— Start DATA FOR THE TASK —
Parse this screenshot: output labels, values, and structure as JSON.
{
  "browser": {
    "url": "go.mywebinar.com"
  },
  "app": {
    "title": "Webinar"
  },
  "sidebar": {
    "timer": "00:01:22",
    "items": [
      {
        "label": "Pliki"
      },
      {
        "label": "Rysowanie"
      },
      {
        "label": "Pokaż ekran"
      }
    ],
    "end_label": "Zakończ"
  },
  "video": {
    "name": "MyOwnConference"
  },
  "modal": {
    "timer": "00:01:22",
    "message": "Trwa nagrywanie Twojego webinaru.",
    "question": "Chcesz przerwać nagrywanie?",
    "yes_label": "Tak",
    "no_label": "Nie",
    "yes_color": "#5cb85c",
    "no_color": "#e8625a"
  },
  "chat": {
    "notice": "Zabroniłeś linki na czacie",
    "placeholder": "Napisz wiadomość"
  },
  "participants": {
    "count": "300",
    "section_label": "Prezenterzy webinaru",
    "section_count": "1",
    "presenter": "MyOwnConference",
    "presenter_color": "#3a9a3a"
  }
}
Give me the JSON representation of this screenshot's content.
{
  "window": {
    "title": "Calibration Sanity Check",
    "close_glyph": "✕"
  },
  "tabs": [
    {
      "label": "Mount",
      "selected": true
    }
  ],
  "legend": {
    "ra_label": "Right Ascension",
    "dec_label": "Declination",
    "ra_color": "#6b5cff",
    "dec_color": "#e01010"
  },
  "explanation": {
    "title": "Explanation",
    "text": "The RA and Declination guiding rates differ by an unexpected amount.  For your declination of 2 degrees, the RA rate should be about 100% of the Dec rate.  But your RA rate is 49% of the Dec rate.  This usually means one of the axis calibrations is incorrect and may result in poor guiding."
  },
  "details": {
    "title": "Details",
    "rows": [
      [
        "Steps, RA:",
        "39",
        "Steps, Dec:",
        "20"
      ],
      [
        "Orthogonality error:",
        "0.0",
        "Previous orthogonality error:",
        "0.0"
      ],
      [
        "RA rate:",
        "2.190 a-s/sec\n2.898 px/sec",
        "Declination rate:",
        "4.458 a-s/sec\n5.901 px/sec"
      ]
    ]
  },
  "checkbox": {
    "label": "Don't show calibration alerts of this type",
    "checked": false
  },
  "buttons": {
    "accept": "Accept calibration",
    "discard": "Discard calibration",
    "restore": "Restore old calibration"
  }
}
— End DATA FOR THE TASK —
◆ REQUIRED WORK
Give an exact copy of all the data shown above.

◆ RESULT FOR THIS TASK
Parse this screenshot: output labels, values, and structure as JSON.
{
  "browser": {
    "url": "go.mywebinar.com"
  },
  "app": {
    "title": "Webinar"
  },
  "sidebar": {
    "timer": "00:01:22",
    "items": [
      {
        "label": "Pliki"
      },
      {
        "label": "Rysowanie"
      },
      {
        "label": "Pokaż ekran"
      }
    ],
    "end_label": "Zakończ"
  },
  "video": {
    "name": "MyOwnConference"
  },
  "modal": {
    "timer": "00:01:22",
    "message": "Trwa nagrywanie Twojego webinaru.",
    "question": "Chcesz przerwać nagrywanie?",
    "yes_label": "Tak",
    "no_label": "Nie",
    "yes_color": "#5cb85c",
    "no_color": "#e8625a"
  },
  "chat": {
    "notice": "Zabroniłeś linki na czacie",
    "placeholder": "Napisz wiadomość"
  },
  "participants": {
    "count": "300",
    "section_label": "Prezenterzy webinaru",
    "section_count": "1",
    "presenter": "MyOwnConference",
    "presenter_color": "#3a9a3a"
  }
}
Give me the JSON representation of this screenshot's content.
{
  "window": {
    "title": "Calibration Sanity Check",
    "close_glyph": "✕"
  },
  "tabs": [
    {
      "label": "Mount",
      "selected": true
    }
  ],
  "legend": {
    "ra_label": "Right Ascension",
    "dec_label": "Declination",
    "ra_color": "#6b5cff",
    "dec_color": "#e01010"
  },
  "explanation": {
    "title": "Explanation",
    "text": "The RA and Declination guiding rates differ by an unexpected amount.  For your declination of 2 degrees, the RA rate should be about 100% of the Dec rate.  But your RA rate is 49% of the Dec rate.  This usually means one of the axis calibrations is incorrect and may result in poor guiding."
  },
  "details": {
    "title": "Details",
    "rows": [
      [
        "Steps, RA:",
        "39",
        "Steps, Dec:",
        "20"
      ],
      [
        "Orthogonality error:",
        "0.0",
        "Previous orthogonality error:",
        "0.0"
      ],
      [
        "RA rate:",
        "2.190 a-s/sec\n2.898 px/sec",
        "Declination rate:",
        "4.458 a-s/sec\n5.901 px/sec"
      ]
    ]
  },
  "checkbox": {
    "label": "Don't show calibration alerts of this type",
    "checked": false
  },
  "buttons": {
    "accept": "Accept calibration",
    "discard": "Discard calibration",
    "restore": "Restore old calibration"
  }
}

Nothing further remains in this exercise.